(Dataset records)
•••

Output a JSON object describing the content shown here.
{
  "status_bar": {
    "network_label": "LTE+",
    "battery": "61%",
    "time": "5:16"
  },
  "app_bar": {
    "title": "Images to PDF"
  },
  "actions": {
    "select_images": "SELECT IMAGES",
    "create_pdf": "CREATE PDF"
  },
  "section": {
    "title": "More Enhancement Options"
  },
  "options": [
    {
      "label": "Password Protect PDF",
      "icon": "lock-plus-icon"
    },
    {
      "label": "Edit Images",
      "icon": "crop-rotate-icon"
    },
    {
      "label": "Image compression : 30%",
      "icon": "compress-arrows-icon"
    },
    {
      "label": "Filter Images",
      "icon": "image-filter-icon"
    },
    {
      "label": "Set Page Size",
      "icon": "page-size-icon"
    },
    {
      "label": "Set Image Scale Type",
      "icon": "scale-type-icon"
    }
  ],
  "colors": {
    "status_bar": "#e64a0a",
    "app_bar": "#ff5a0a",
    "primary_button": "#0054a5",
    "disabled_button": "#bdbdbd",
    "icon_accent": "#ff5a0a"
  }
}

•••

Objective:
Would you restate each of the entries word for word?

Problem solution:
Output a JSON object describing the content shown here.
{
  "status_bar": {
    "network_label": "LTE+",
    "battery": "61%",
    "time": "5:16"
  },
  "app_bar": {
    "title": "Images to PDF"
  },
  "actions": {
    "select_images": "SELECT IMAGES",
    "create_pdf": "CREATE PDF"
  },
  "section": {
    "title": "More Enhancement Options"
  },
  "options": [
    {
      "label": "Password Protect PDF",
      "icon": "lock-plus-icon"
    },
    {
      "label": "Edit Images",
      "icon": "crop-rotate-icon"
    },
    {
      "label": "Image compression : 30%",
      "icon": "compress-arrows-icon"
    },
    {
      "label": "Filter Images",
      "icon": "image-filter-icon"
    },
    {
      "label": "Set Page Size",
      "icon": "page-size-icon"
    },
    {
      "label": "Set Image Scale Type",
      "icon": "scale-type-icon"
    }
  ],
  "colors": {
    "status_bar": "#e64a0a",
    "app_bar": "#ff5a0a",
    "primary_button": "#0054a5",
    "disabled_button": "#bdbdbd",
    "icon_accent": "#ff5a0a"
  }
}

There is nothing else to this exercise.